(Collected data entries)
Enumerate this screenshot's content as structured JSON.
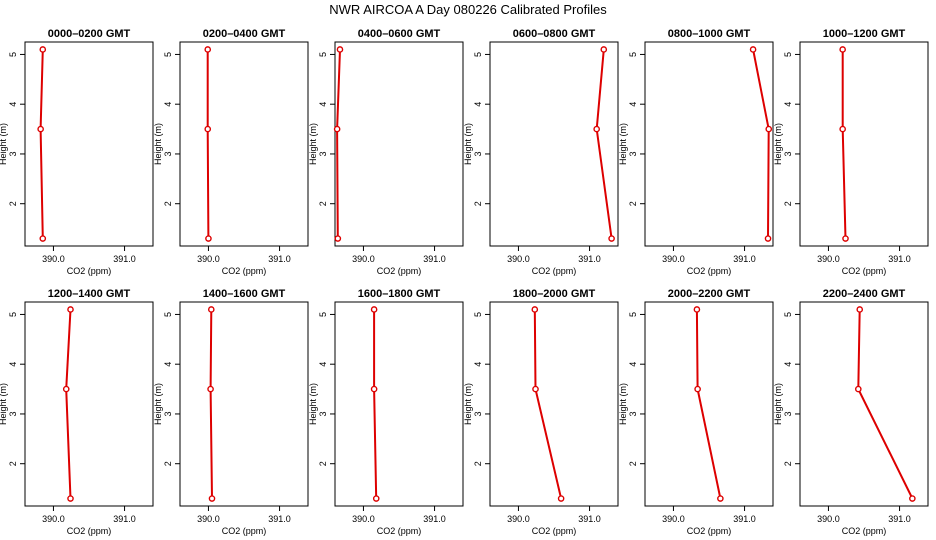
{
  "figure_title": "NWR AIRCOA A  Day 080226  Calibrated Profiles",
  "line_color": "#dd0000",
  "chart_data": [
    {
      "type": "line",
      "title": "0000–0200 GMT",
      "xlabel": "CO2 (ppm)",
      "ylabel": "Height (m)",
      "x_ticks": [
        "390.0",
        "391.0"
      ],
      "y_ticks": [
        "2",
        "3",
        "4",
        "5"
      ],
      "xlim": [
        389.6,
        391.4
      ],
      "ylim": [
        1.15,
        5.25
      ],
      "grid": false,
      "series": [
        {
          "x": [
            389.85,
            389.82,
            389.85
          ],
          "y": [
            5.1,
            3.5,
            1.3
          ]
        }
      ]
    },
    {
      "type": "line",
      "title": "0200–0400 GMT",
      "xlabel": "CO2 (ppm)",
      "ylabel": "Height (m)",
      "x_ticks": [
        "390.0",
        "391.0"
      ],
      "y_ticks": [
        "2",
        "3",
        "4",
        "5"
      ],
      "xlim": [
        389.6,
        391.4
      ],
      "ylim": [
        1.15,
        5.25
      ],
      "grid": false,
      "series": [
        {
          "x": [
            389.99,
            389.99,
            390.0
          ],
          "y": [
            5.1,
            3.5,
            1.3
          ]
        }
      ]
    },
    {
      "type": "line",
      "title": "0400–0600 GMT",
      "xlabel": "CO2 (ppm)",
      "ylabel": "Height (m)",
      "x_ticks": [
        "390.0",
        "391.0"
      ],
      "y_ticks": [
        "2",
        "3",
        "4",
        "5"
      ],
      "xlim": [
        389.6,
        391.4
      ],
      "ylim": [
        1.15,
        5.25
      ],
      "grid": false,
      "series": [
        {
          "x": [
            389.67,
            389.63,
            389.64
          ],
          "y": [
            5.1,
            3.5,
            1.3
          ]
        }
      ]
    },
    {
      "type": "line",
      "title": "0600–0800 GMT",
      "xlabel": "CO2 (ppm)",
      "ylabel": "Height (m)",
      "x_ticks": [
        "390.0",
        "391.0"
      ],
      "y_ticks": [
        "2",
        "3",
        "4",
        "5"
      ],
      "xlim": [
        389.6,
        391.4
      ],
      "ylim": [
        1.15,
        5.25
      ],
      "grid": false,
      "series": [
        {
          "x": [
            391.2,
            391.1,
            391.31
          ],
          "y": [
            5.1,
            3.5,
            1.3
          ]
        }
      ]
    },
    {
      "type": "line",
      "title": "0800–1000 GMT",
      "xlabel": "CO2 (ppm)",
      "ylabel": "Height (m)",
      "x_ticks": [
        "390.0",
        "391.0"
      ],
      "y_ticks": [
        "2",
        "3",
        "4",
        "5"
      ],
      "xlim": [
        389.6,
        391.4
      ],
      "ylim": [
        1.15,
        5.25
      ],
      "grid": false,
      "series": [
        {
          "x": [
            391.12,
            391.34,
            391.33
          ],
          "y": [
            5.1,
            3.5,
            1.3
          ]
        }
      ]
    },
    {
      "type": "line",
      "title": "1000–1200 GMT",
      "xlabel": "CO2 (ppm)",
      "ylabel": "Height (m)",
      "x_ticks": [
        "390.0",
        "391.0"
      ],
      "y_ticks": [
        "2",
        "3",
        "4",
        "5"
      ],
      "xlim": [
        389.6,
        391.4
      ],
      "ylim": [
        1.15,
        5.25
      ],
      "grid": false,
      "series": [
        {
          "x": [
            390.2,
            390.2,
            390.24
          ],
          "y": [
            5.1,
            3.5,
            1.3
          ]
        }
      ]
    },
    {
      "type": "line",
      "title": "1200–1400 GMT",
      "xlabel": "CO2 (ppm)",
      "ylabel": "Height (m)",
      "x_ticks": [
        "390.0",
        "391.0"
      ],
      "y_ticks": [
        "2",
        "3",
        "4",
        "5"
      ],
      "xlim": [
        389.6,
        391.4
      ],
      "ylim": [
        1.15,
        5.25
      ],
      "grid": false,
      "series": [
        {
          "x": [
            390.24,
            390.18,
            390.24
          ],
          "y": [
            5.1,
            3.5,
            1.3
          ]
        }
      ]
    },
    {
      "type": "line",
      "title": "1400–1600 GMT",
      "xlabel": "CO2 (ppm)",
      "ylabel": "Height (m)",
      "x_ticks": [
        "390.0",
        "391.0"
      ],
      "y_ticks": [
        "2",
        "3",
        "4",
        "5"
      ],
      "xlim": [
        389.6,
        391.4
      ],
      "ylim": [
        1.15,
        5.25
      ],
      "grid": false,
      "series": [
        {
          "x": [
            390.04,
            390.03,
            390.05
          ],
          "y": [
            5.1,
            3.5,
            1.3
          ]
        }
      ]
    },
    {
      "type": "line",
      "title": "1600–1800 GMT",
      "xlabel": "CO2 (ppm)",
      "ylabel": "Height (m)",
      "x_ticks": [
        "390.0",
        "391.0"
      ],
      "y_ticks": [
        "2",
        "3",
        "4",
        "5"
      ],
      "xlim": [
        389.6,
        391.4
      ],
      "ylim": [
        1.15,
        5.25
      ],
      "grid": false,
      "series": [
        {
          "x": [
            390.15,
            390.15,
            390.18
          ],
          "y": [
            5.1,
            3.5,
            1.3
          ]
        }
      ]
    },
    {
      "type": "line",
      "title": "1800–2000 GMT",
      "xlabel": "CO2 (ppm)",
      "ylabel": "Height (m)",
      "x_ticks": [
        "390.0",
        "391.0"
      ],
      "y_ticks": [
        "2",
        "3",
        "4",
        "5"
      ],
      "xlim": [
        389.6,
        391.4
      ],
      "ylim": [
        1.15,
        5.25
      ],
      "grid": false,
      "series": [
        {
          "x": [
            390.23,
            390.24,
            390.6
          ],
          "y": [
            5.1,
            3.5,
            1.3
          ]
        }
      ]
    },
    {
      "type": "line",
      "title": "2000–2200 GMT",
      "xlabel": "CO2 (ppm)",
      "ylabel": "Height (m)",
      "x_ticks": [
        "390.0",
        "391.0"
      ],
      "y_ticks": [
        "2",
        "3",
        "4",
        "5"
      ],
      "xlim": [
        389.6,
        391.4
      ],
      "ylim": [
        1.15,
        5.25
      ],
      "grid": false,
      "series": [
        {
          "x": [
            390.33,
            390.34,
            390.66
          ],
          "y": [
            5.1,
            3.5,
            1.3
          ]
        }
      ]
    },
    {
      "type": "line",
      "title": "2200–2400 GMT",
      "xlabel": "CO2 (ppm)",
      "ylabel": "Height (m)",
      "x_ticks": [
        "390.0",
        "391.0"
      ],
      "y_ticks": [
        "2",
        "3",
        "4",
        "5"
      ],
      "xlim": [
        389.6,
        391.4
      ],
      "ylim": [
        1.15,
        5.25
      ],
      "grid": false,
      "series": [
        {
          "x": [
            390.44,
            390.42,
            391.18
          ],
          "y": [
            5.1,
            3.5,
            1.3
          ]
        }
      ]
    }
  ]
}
* * *
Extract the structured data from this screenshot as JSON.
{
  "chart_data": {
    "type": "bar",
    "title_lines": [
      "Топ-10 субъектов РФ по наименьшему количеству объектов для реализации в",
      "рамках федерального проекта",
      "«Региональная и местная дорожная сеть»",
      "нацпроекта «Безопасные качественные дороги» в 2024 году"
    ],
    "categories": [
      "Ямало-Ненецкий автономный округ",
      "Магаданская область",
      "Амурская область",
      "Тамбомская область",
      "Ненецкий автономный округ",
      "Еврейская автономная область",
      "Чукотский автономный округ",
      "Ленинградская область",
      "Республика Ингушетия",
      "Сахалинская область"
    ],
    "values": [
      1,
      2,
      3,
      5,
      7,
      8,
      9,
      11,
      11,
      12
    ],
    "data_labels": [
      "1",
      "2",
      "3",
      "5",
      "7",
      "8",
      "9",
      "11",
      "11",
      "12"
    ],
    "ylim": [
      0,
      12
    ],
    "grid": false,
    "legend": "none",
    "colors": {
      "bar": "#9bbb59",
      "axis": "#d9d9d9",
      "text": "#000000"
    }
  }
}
--
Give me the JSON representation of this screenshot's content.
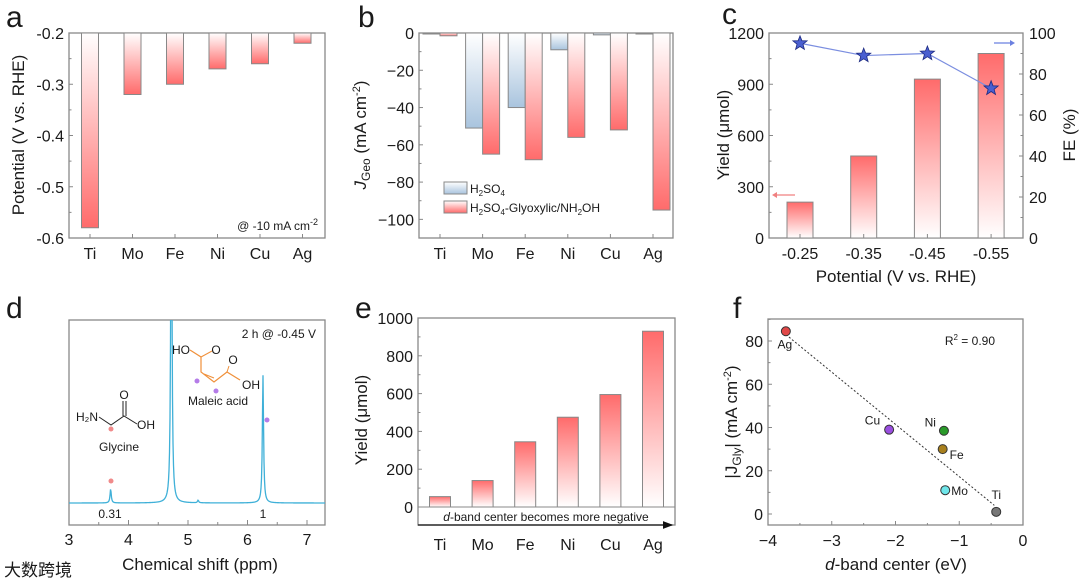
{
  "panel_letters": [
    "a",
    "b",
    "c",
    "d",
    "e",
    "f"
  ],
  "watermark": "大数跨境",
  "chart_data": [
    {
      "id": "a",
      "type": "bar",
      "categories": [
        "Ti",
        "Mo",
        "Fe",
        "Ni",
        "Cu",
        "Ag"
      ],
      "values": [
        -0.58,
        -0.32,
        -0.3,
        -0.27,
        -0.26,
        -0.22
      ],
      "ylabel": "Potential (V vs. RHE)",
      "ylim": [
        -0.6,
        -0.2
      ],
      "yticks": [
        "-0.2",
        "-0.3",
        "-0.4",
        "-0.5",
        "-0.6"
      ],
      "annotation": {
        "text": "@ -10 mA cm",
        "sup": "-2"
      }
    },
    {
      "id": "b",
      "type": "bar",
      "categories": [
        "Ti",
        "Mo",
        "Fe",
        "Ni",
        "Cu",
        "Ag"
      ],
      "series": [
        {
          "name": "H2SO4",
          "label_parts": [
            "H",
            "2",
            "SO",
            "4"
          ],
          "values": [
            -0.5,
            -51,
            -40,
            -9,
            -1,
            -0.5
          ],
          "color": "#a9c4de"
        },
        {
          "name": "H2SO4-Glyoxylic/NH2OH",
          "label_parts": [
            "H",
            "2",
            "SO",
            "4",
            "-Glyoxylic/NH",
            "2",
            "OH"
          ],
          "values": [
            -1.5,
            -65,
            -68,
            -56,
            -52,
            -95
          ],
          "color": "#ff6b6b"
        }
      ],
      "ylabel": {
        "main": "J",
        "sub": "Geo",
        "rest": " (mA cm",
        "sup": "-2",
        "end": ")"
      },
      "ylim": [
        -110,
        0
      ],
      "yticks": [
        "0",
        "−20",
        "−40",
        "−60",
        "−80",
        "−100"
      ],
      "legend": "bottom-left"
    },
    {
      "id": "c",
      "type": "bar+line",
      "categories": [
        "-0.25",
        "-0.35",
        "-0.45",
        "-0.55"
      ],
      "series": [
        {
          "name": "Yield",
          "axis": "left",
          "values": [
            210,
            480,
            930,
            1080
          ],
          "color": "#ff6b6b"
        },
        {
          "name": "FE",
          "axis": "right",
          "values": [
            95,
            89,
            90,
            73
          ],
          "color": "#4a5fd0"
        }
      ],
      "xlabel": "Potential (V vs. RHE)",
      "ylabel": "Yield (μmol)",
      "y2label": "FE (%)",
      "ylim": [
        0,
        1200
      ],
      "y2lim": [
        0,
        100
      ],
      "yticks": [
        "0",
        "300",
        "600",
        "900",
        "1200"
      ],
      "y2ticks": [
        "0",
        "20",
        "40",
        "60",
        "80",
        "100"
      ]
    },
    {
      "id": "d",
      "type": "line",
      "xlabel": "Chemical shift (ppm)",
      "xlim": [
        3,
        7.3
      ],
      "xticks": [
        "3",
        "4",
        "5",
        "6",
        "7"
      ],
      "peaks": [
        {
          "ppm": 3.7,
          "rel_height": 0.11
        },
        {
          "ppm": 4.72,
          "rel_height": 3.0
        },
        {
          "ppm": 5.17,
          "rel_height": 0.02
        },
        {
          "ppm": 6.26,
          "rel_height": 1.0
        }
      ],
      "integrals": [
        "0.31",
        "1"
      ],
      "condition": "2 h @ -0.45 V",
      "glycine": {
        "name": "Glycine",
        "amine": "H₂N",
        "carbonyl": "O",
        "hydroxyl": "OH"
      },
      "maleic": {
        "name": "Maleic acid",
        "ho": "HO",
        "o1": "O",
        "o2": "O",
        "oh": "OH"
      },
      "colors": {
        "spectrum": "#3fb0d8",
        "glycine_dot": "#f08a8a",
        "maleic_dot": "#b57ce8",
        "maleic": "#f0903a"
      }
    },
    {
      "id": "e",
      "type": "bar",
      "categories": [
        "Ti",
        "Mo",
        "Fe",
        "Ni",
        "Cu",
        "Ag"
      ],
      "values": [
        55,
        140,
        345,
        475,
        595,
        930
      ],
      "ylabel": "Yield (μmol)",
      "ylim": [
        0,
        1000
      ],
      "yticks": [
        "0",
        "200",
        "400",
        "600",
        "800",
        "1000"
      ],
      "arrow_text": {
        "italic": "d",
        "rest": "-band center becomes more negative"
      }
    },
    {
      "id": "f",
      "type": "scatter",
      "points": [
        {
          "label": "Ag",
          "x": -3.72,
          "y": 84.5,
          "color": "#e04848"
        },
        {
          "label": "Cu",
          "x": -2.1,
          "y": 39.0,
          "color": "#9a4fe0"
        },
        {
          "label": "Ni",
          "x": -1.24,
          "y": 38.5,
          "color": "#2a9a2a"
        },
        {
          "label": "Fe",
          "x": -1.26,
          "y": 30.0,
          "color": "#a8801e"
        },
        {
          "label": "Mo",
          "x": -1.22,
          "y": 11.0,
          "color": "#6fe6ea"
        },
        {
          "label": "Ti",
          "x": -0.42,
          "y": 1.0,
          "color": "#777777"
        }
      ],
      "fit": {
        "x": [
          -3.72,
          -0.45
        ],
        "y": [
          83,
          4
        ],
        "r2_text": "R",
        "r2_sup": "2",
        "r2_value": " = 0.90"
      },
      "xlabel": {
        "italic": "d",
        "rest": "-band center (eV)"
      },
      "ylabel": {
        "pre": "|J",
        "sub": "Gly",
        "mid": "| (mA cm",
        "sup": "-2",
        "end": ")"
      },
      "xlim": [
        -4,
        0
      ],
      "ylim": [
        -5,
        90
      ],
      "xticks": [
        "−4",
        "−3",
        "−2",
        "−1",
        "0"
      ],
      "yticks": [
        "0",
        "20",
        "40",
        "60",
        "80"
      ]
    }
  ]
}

TASK DETAILS
Going through the records above, state how many lines carry "this", with no other text.

WRITTEN SOLUTION
3